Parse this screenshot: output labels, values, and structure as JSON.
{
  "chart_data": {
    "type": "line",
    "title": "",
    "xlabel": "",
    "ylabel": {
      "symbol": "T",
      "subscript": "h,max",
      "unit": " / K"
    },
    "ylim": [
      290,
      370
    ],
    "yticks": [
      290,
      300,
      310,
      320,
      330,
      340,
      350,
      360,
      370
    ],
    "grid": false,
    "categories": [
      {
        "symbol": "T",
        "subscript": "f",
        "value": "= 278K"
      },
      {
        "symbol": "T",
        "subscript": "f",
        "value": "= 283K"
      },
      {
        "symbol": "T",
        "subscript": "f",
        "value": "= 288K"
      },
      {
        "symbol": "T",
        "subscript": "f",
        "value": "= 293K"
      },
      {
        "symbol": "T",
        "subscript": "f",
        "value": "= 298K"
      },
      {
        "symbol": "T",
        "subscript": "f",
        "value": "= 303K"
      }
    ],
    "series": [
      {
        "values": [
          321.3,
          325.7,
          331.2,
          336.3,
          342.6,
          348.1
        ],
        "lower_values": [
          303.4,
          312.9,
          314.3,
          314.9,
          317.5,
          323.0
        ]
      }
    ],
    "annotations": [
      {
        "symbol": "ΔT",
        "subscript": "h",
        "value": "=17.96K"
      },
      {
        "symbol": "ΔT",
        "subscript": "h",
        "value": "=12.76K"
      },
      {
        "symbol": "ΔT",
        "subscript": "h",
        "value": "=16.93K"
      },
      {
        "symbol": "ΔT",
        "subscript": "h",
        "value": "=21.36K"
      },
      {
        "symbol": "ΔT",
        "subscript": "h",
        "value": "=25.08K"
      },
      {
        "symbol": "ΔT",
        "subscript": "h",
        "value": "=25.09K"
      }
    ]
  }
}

_WRITTEN EXERCISE_
Extract every record and return it verbatim.

_EXERCISE RESPONSE_
Parse this screenshot: output labels, values, and structure as JSON.
{
  "chart_data": {
    "type": "line",
    "title": "",
    "xlabel": "",
    "ylabel": {
      "symbol": "T",
      "subscript": "h,max",
      "unit": " / K"
    },
    "ylim": [
      290,
      370
    ],
    "yticks": [
      290,
      300,
      310,
      320,
      330,
      340,
      350,
      360,
      370
    ],
    "grid": false,
    "categories": [
      {
        "symbol": "T",
        "subscript": "f",
        "value": "= 278K"
      },
      {
        "symbol": "T",
        "subscript": "f",
        "value": "= 283K"
      },
      {
        "symbol": "T",
        "subscript": "f",
        "value": "= 288K"
      },
      {
        "symbol": "T",
        "subscript": "f",
        "value": "= 293K"
      },
      {
        "symbol": "T",
        "subscript": "f",
        "value": "= 298K"
      },
      {
        "symbol": "T",
        "subscript": "f",
        "value": "= 303K"
      }
    ],
    "series": [
      {
        "values": [
          321.3,
          325.7,
          331.2,
          336.3,
          342.6,
          348.1
        ],
        "lower_values": [
          303.4,
          312.9,
          314.3,
          314.9,
          317.5,
          323.0
        ]
      }
    ],
    "annotations": [
      {
        "symbol": "ΔT",
        "subscript": "h",
        "value": "=17.96K"
      },
      {
        "symbol": "ΔT",
        "subscript": "h",
        "value": "=12.76K"
      },
      {
        "symbol": "ΔT",
        "subscript": "h",
        "value": "=16.93K"
      },
      {
        "symbol": "ΔT",
        "subscript": "h",
        "value": "=21.36K"
      },
      {
        "symbol": "ΔT",
        "subscript": "h",
        "value": "=25.08K"
      },
      {
        "symbol": "ΔT",
        "subscript": "h",
        "value": "=25.09K"
      }
    ]
  }
}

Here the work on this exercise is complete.